(Supplied information)
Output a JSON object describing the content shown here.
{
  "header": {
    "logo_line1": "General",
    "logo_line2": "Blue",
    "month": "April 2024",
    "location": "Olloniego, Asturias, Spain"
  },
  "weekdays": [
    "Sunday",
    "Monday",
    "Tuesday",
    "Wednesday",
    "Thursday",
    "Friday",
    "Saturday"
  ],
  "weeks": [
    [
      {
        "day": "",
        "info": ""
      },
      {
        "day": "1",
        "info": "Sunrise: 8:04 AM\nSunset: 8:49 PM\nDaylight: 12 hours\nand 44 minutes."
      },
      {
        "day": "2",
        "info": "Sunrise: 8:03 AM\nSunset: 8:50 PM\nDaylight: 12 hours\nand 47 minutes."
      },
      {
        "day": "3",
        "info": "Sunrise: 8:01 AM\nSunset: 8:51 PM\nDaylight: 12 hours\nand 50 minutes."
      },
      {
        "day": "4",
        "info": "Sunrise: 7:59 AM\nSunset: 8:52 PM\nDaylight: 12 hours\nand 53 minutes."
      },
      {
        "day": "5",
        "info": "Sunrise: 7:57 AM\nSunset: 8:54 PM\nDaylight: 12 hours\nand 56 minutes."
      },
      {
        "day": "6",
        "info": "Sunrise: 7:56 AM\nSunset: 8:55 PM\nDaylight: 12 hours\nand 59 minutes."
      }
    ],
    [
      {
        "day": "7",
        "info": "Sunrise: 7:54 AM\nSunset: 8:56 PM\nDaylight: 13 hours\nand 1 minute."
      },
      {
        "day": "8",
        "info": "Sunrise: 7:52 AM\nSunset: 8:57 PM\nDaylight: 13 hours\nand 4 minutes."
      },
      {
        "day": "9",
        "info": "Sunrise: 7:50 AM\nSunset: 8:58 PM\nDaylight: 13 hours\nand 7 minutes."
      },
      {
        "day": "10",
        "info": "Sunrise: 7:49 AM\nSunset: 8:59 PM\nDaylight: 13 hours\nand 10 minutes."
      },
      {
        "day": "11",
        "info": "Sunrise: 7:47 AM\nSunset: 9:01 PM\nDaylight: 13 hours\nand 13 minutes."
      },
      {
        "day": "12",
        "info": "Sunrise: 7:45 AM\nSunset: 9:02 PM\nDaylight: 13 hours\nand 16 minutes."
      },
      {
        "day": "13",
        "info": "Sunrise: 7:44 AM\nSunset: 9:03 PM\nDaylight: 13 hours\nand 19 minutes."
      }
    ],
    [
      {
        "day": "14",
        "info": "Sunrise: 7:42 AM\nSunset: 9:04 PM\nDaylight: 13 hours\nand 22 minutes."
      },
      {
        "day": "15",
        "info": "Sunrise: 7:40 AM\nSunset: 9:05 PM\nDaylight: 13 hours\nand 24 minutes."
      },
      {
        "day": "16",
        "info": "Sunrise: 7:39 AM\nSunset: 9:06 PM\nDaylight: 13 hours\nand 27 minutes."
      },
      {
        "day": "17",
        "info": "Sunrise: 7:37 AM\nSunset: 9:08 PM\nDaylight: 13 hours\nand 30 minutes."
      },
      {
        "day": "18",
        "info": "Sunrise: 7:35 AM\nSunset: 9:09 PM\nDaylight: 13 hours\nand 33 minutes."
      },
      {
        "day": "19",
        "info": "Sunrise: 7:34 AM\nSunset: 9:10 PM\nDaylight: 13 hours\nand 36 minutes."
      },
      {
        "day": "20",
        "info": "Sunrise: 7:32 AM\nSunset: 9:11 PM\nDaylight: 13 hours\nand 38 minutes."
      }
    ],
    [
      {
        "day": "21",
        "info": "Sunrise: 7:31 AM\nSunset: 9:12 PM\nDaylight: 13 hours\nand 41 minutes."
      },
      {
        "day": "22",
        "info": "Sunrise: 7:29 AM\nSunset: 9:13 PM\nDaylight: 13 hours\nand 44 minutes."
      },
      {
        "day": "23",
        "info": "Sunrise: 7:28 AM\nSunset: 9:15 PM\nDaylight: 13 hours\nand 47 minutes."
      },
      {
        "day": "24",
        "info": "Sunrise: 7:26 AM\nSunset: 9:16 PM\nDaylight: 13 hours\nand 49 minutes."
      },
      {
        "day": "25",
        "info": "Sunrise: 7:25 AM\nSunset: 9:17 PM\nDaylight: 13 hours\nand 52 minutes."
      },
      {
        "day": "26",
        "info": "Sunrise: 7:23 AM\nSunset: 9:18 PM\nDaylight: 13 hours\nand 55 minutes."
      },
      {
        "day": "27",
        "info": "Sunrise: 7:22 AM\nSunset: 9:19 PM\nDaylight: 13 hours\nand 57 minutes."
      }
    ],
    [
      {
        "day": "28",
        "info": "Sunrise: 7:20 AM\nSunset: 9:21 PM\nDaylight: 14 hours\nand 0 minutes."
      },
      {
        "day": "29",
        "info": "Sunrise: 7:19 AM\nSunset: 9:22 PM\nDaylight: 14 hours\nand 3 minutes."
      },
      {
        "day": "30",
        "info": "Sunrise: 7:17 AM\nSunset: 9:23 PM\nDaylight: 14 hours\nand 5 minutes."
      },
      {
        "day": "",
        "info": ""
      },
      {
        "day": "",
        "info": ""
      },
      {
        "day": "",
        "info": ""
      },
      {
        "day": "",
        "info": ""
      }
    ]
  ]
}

(Task statement) Exactly as written, please output every entry.

(Response to this exercise)
Output a JSON object describing the content shown here.
{
  "header": {
    "logo_line1": "General",
    "logo_line2": "Blue",
    "month": "April 2024",
    "location": "Olloniego, Asturias, Spain"
  },
  "weekdays": [
    "Sunday",
    "Monday",
    "Tuesday",
    "Wednesday",
    "Thursday",
    "Friday",
    "Saturday"
  ],
  "weeks": [
    [
      {
        "day": "",
        "info": ""
      },
      {
        "day": "1",
        "info": "Sunrise: 8:04 AM\nSunset: 8:49 PM\nDaylight: 12 hours\nand 44 minutes."
      },
      {
        "day": "2",
        "info": "Sunrise: 8:03 AM\nSunset: 8:50 PM\nDaylight: 12 hours\nand 47 minutes."
      },
      {
        "day": "3",
        "info": "Sunrise: 8:01 AM\nSunset: 8:51 PM\nDaylight: 12 hours\nand 50 minutes."
      },
      {
        "day": "4",
        "info": "Sunrise: 7:59 AM\nSunset: 8:52 PM\nDaylight: 12 hours\nand 53 minutes."
      },
      {
        "day": "5",
        "info": "Sunrise: 7:57 AM\nSunset: 8:54 PM\nDaylight: 12 hours\nand 56 minutes."
      },
      {
        "day": "6",
        "info": "Sunrise: 7:56 AM\nSunset: 8:55 PM\nDaylight: 12 hours\nand 59 minutes."
      }
    ],
    [
      {
        "day": "7",
        "info": "Sunrise: 7:54 AM\nSunset: 8:56 PM\nDaylight: 13 hours\nand 1 minute."
      },
      {
        "day": "8",
        "info": "Sunrise: 7:52 AM\nSunset: 8:57 PM\nDaylight: 13 hours\nand 4 minutes."
      },
      {
        "day": "9",
        "info": "Sunrise: 7:50 AM\nSunset: 8:58 PM\nDaylight: 13 hours\nand 7 minutes."
      },
      {
        "day": "10",
        "info": "Sunrise: 7:49 AM\nSunset: 8:59 PM\nDaylight: 13 hours\nand 10 minutes."
      },
      {
        "day": "11",
        "info": "Sunrise: 7:47 AM\nSunset: 9:01 PM\nDaylight: 13 hours\nand 13 minutes."
      },
      {
        "day": "12",
        "info": "Sunrise: 7:45 AM\nSunset: 9:02 PM\nDaylight: 13 hours\nand 16 minutes."
      },
      {
        "day": "13",
        "info": "Sunrise: 7:44 AM\nSunset: 9:03 PM\nDaylight: 13 hours\nand 19 minutes."
      }
    ],
    [
      {
        "day": "14",
        "info": "Sunrise: 7:42 AM\nSunset: 9:04 PM\nDaylight: 13 hours\nand 22 minutes."
      },
      {
        "day": "15",
        "info": "Sunrise: 7:40 AM\nSunset: 9:05 PM\nDaylight: 13 hours\nand 24 minutes."
      },
      {
        "day": "16",
        "info": "Sunrise: 7:39 AM\nSunset: 9:06 PM\nDaylight: 13 hours\nand 27 minutes."
      },
      {
        "day": "17",
        "info": "Sunrise: 7:37 AM\nSunset: 9:08 PM\nDaylight: 13 hours\nand 30 minutes."
      },
      {
        "day": "18",
        "info": "Sunrise: 7:35 AM\nSunset: 9:09 PM\nDaylight: 13 hours\nand 33 minutes."
      },
      {
        "day": "19",
        "info": "Sunrise: 7:34 AM\nSunset: 9:10 PM\nDaylight: 13 hours\nand 36 minutes."
      },
      {
        "day": "20",
        "info": "Sunrise: 7:32 AM\nSunset: 9:11 PM\nDaylight: 13 hours\nand 38 minutes."
      }
    ],
    [
      {
        "day": "21",
        "info": "Sunrise: 7:31 AM\nSunset: 9:12 PM\nDaylight: 13 hours\nand 41 minutes."
      },
      {
        "day": "22",
        "info": "Sunrise: 7:29 AM\nSunset: 9:13 PM\nDaylight: 13 hours\nand 44 minutes."
      },
      {
        "day": "23",
        "info": "Sunrise: 7:28 AM\nSunset: 9:15 PM\nDaylight: 13 hours\nand 47 minutes."
      },
      {
        "day": "24",
        "info": "Sunrise: 7:26 AM\nSunset: 9:16 PM\nDaylight: 13 hours\nand 49 minutes."
      },
      {
        "day": "25",
        "info": "Sunrise: 7:25 AM\nSunset: 9:17 PM\nDaylight: 13 hours\nand 52 minutes."
      },
      {
        "day": "26",
        "info": "Sunrise: 7:23 AM\nSunset: 9:18 PM\nDaylight: 13 hours\nand 55 minutes."
      },
      {
        "day": "27",
        "info": "Sunrise: 7:22 AM\nSunset: 9:19 PM\nDaylight: 13 hours\nand 57 minutes."
      }
    ],
    [
      {
        "day": "28",
        "info": "Sunrise: 7:20 AM\nSunset: 9:21 PM\nDaylight: 14 hours\nand 0 minutes."
      },
      {
        "day": "29",
        "info": "Sunrise: 7:19 AM\nSunset: 9:22 PM\nDaylight: 14 hours\nand 3 minutes."
      },
      {
        "day": "30",
        "info": "Sunrise: 7:17 AM\nSunset: 9:23 PM\nDaylight: 14 hours\nand 5 minutes."
      },
      {
        "day": "",
        "info": ""
      },
      {
        "day": "",
        "info": ""
      },
      {
        "day": "",
        "info": ""
      },
      {
        "day": "",
        "info": ""
      }
    ]
  ]
}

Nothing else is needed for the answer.